• TASK: Reproduce all the entries exactly and keep the pictures out.
-=-=-
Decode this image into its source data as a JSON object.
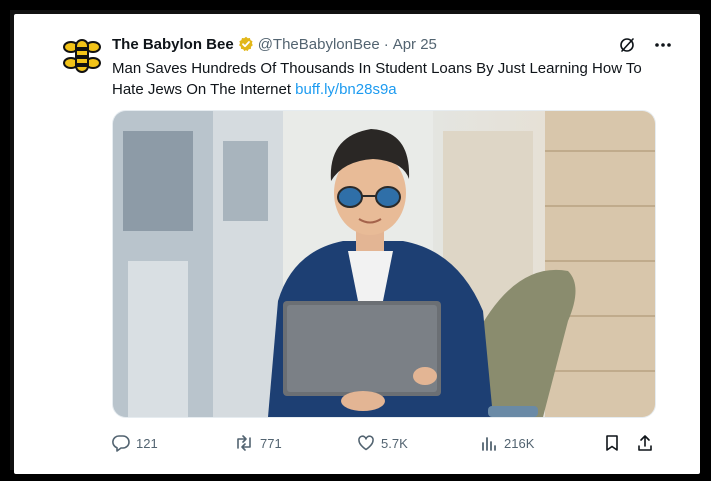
{
  "tweet": {
    "author_name": "The Babylon Bee",
    "handle": "@TheBabylonBee",
    "separator": "·",
    "date": "Apr 25",
    "text": "Man Saves Hundreds Of Thousands In Student Loans By Just Learning How To Hate Jews On The Internet",
    "link": "buff.ly/bn28s9a"
  },
  "metrics": {
    "replies": "121",
    "retweets": "771",
    "likes": "5.7K",
    "views": "216K"
  },
  "colors": {
    "verified": "#e2b719",
    "link": "#1d9bf0",
    "muted": "#536471"
  },
  "icons": [
    "bee-logo-icon",
    "verified-badge-icon",
    "grok-icon",
    "more-icon",
    "reply-icon",
    "retweet-icon",
    "like-icon",
    "views-icon",
    "bookmark-icon",
    "share-icon"
  ]
}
-=-=-
• THE RESPONSE:
Decode this image into its source data as a JSON object.
{
  "tweet": {
    "author_name": "The Babylon Bee",
    "handle": "@TheBabylonBee",
    "separator": "·",
    "date": "Apr 25",
    "text": "Man Saves Hundreds Of Thousands In Student Loans By Just Learning How To Hate Jews On The Internet",
    "link": "buff.ly/bn28s9a"
  },
  "metrics": {
    "replies": "121",
    "retweets": "771",
    "likes": "5.7K",
    "views": "216K"
  },
  "colors": {
    "verified": "#e2b719",
    "link": "#1d9bf0",
    "muted": "#536471"
  },
  "icons": [
    "bee-logo-icon",
    "verified-badge-icon",
    "grok-icon",
    "more-icon",
    "reply-icon",
    "retweet-icon",
    "like-icon",
    "views-icon",
    "bookmark-icon",
    "share-icon"
  ]
}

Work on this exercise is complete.